### Texte cité
A ces avantages, le communiqué ajoute que «l’État du Sénégal prend en charge à hauteur de 40 millions francs CFA par an le coût des billets d’avion de chaque ancien président de la République et de son (ses) conjoint(s)», que « «tout ancien chef de l’État qui décide de s’établir hors du Sénégal peut s’attacher les services de quatre collaborateurs de son choix. Ces derniers sont rémunérés dans les mêmes conditions que les personnels affectés dans les postes diplomatiques et consulaires du Sénégal ».
Il y a également d’autres privilèges : « l’État fournit un aide de camp dont le grade n’est pas supérieur à celui de commandant et qui remplit sa mission exclusivement à l’intérieur du territoire national, des gendarmes pour assurer la protection du logement, deux agents de sécurité pour assurer la protection de sa personne, un agent du protocole, deux assistantes, un standardiste, un cuisinier, une lingère, un jardinier et deux chauffeurs».
Du coup, les anciens présidents de la République peuvent coûter aux contribuables sénégalais plus de 300 millions de FCFA par an. On est de fait bien loin des dispositions de la loi n° 81-01 du 29 janvier 1981 fixant la dotation des anciens Présidents de la République À la dotation annuelle, le législateur avait ajouté une indemnité égale à « l’indemnité la plus élevée allouée aux agents de l’État ».
Et l’indemnité la plus élevée se rapportait à l’indemnité de contrôle des Inspecteurs généraux d’État ou bien l’indemnité de judicature des magistrats fixée à la somme de huit cent mille francs CFA (800 000). Aujourd’hui, la prise en charge des anciens présidents par l’Etat du Sénégal, tient la dragée haute même face à celle des grands pays développés qui dirigent le monde, surtout occidentaux.
En effet, dans les pays européens, des avantages sont aussi accordés aux anciens présidents de la République. En France par exemple, selon une loi du 3 avril 1955, enrichie par des avantages détaillés le 8 janvier 1985 et revue en octobre 2016 par un décret émis sous François Hollande, les avantages des anciens présidents de la République comprennent donc à la fois des avantages « en nature » et des avantages financiers, selon le site ouestFrance. Il ajoute « qu’un ancien président touche une retraite équivalente à celle d’un conseiller d’État ordinaire, soit environ 6 220 € bruts mensuels (soit 4 millions de F Cfa). Sans oublier les éventuelles pensions et salaires auxquels il a droit au titre de ses autres activités professionnelles, leur mise à disposition de collaborateurs permanents, entre autres. Aux Etats-Unis, un ancien président a le droit à une pension à vie, à condition de ne pas avoir été destitué. Le montant de cette retraite s’élève à 226.300 dollars par an.

### Données sources
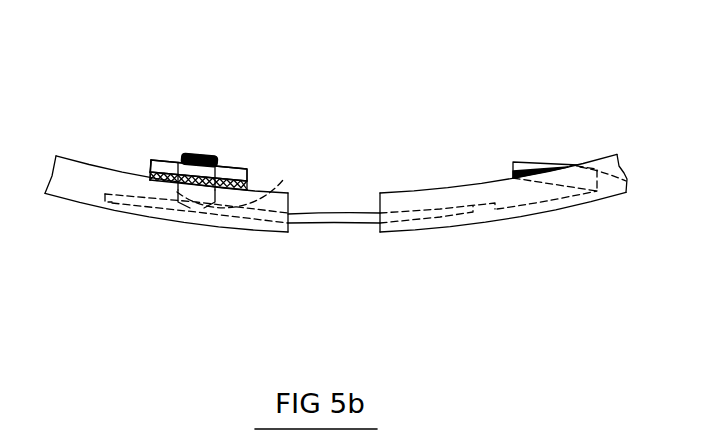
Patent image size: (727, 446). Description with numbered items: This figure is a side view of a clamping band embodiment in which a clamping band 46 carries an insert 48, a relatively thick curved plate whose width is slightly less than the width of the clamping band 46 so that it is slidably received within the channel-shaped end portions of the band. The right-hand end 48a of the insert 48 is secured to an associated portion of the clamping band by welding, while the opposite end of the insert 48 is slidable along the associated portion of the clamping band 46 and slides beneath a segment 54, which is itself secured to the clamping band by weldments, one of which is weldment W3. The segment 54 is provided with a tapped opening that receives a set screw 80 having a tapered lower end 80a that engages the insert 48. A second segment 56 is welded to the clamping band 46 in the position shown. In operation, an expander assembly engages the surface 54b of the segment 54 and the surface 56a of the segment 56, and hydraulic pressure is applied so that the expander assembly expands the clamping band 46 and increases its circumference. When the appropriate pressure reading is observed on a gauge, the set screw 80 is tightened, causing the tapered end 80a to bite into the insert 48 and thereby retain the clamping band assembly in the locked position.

### Travail demandé
Pouvez-vous recopier à l’identique, dans le texte sur les avantages des anciens présidents, tout le passage qui va de « Et l’indemnité la » jusqu’à « monde, surtout occidentaux. » ?

### En réponse
Et l’indemnité la plus élevée se rapportait à l’indemnité de contrôle des Inspecteurs généraux d’État ou bien l’indemnité de judicature des magistrats fixée à la somme de huit cent mille francs CFA (800 000). Aujourd’hui, la prise en charge des anciens présidents par l’Etat du Sénégal, tient la dragée haute même face à celle des grands pays développés qui dirigent le monde, surtout occidentaux.